-- start of Dataset records --
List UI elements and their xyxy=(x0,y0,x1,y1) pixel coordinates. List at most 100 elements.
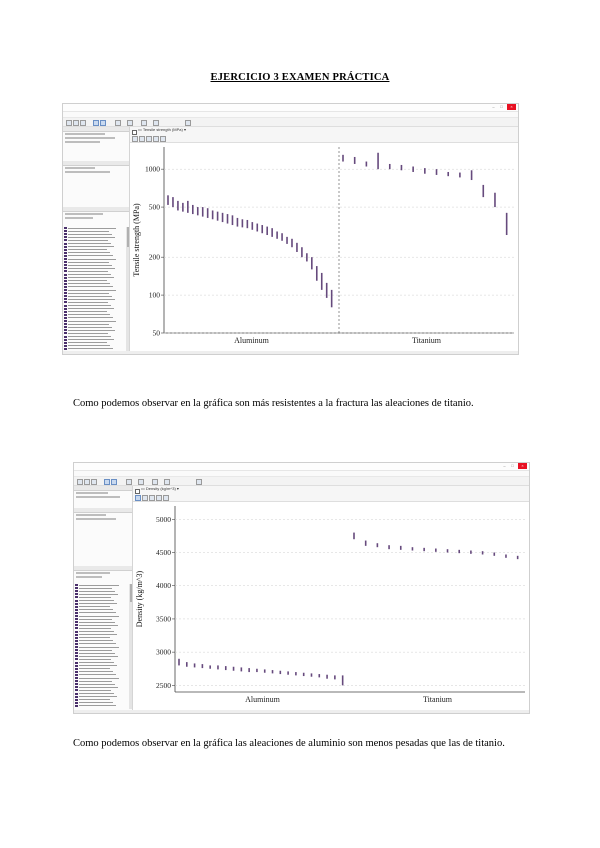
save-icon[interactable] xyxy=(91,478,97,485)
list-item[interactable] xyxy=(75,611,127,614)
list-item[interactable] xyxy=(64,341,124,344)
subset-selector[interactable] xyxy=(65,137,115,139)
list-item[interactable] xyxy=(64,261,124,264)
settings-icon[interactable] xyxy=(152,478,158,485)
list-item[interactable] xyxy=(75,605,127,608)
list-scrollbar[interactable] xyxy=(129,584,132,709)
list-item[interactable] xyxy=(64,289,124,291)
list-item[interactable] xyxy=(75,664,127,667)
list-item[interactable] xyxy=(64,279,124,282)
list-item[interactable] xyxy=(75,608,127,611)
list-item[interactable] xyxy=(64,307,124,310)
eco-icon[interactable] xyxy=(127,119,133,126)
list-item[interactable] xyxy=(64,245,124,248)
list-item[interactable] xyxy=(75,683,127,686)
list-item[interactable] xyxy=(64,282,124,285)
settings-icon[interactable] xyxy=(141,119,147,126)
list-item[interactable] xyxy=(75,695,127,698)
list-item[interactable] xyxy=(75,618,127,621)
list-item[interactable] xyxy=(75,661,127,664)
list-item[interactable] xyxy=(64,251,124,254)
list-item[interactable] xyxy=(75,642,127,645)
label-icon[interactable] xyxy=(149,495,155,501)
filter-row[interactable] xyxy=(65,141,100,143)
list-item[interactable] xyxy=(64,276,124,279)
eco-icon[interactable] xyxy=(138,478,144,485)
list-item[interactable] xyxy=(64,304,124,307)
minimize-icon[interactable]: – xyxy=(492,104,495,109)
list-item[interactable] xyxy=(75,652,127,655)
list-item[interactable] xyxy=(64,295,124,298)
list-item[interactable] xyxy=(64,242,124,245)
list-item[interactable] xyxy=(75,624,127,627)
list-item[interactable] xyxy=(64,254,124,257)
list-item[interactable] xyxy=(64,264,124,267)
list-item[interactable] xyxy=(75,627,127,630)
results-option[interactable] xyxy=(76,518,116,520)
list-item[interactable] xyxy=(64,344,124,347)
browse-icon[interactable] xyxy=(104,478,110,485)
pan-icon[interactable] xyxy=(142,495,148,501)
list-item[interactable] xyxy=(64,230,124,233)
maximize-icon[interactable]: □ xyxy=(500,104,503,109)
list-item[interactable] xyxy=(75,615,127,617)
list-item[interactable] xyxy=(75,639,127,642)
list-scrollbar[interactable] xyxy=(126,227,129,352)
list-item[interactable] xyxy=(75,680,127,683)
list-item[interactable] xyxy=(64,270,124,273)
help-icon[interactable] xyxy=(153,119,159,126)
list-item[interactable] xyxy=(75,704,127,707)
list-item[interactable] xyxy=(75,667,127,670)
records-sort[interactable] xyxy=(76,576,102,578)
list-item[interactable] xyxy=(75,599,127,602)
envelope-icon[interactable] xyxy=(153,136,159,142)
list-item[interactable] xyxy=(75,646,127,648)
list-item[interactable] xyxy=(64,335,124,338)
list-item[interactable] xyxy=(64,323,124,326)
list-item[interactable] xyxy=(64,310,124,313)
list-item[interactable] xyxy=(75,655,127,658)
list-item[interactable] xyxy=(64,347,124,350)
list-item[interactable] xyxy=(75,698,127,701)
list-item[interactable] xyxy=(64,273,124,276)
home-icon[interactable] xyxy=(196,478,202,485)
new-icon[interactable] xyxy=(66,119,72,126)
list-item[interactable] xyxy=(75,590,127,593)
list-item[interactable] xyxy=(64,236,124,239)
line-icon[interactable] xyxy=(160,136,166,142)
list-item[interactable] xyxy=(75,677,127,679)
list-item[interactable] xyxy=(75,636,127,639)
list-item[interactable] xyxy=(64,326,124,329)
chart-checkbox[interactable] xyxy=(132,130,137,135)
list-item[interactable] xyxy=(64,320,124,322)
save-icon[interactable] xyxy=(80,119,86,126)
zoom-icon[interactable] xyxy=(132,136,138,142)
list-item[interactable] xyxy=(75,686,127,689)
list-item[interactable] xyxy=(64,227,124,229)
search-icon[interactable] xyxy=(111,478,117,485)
-- end of Dataset records --
● Short problem: Please rewrite the stretch from the line containing "save-icon[interactable] xyxy=(91,478,97,485)" through the line containing "list-scrollbar[interactable] xyxy=(129,584,132,709)" as a numbered list, skipping any blank lines.

● Finished answer:
1. save-icon[interactable] xyxy=(91,478,97,485)
2. list-item[interactable] xyxy=(75,611,127,614)
3. list-item[interactable] xyxy=(64,341,124,344)
4. subset-selector[interactable] xyxy=(65,137,115,139)
5. list-item[interactable] xyxy=(64,261,124,264)
6. settings-icon[interactable] xyxy=(152,478,158,485)
7. list-item[interactable] xyxy=(75,605,127,608)
8. list-scrollbar[interactable] xyxy=(129,584,132,709)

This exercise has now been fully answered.